■ СТРАНИЦА
__________
Это была очарованность сказочным миром. С другой стороны, существовала еще «общая, естественная религия» [131] , к которой мальчика приобщали другие учителя и которая, по всей видимости, была и религией его отца. Ее суть заключается в «убеждении, что великое творящее, все направляющее существо как бы скрыто за самой природой» [132] , и убеждение это заложено в каждом. Можно ли его считать обоснованным, Гёте пока не говорит. Выражение «за природой» не характерно для Гёте. Обычно он всегда подчеркивал, что бога следует искать не за природой, а в самой природе. Впрочем, он, вероятно, понимал также, что простой, или детский, разум склонен представлять себе природу как некое изделие, созданное и управляемое великим мастером. Эта «естественная религия», как он ее называет, входила в обязательную программу, которую должны были освоить дети. В отличие от нее истории из эпохи патриархов были поэзией.
131
СС, 3, 116.
132
СС, 3, 150.
Маленький Гёте попытался придать этой немного бездушной, сухой «естественной религии» личный и церемониально-поэтический характер. В «Поэзии и правде» Гёте рассказывает, как он завладел пюпитром отца – цилиндрическим, покрытым красным лаком и расписанным золотыми цветами – и разместил на нем плоды, листья и цветы как подношение божеству, которого он мог себе представить не иначе как бога природы и которому он не мог придать «видимый образ», а потому хотел почтить его в его же «творениях». «Произведения природы должны были символизировать собою мир, а пламя, горящее на алтаре, – возносящуюся к своему творцу душу человека». На восходе солнца нужно было при помощи зажигательного стекла зажечь курительную свечу. Все получилось, как и было задумано: по комнате струился аромат, но, догорев, свечи прожгли красный лак, и аромат сменился зловонием. Красивый пюпитр отца пострадал в результате попытки материализовать образное выражение «возносящаяся душа». Вот как Гёте завершает описание своего детского ритуала жертвоприношения: он даже «готов был принять случившееся за указание и предостережение: сколь опасна попытка таким путем приблизиться к Богу» [133] .
__________
■ ИСХОДНЫЕ ДАННЫЕ
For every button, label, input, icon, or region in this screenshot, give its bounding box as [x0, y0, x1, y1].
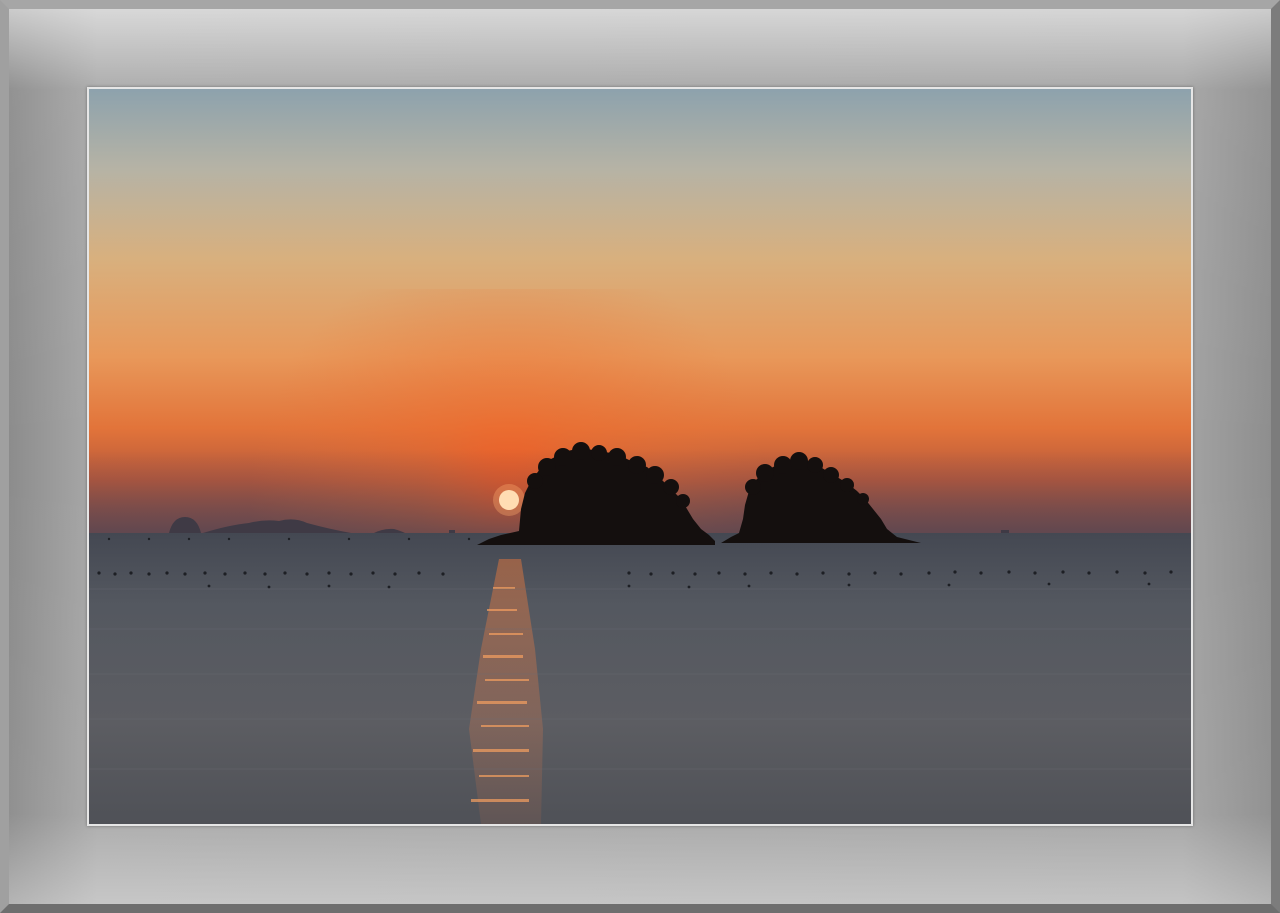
__________
■ ЗАДАНИЯ
1. Ответьте на вопросы по тексту о детстве Гёте.
(а) Где, как обычно подчеркивал Гёте, следует искать бога?
(б) Каким был пюпитр отца, которым завладел маленький Гёте?
(в) С помощью чего на восходе солнца нужно было зажечь курительную свечу?
2. Продолжите текст о детстве Гёте после его последнего предложения.

■ ОТВЕТЫ К ЗАДАНИЯМ
1.
(а) Бога следует искать не за природой, а в самой природе.
(б) Пюпитр был цилиндрическим, покрытым красным лаком и расписанным золотыми цветами.
(в) Свечу нужно было зажечь при помощи зажигательного стекла.

2.
133
СС, 3, 48.
В этой попытке приближения, однако, не было ничего недозволенного. Запрет на изображение бога был соблюден – он чтил незримого бога в его творениях. В его глазах этот бог был «непосредственно связан с природой» [134] , это был бог роста и процветания. Бог восходящего солнца. Благодарность за свет, культ солнца, полушутя-полувсерьез инсценированный маленьким Гёте, на всю жизнь останется для него «проникновеннейшей из функций». Уже в старости в «Статьях и примечаниях к лучшему уразумению “Западно-восточного дивана”» он рассматривает культ солнца на примере религии древних персов: «Поклоняясь Творцу, они обращали свой взор в сторону восходящего солнца, всем очевидного великолепнейшего из явлений. <…> Славу Божию в возвышающем душу служении ему мог каждодневно лицезреть каждый, и самый малый из малых» [135] . Те, кто видит в молитве ежедневный дар, кажутся ему «людьми, осененными благодатью Божьей», в которых возвышенные чувства еще не убиты «набожной скукой».
134
СС, 3, 39.
135
Статьи и примечания, 153.
В том числе и против этой «набожной скуки» было направлено богослужение мальчика, против протестантского закона божия, не оставлявшего от религии ничего, кроме «некого подобия сухой морали», учения, которое «ничего не говорило ни уму, ни сердцу» [136] . Именно поэтому мальчик придумал свой личный способ почитания бога, обращаясь не к богу морали, а к творцу природы, с благоговением к нему и к себе самому.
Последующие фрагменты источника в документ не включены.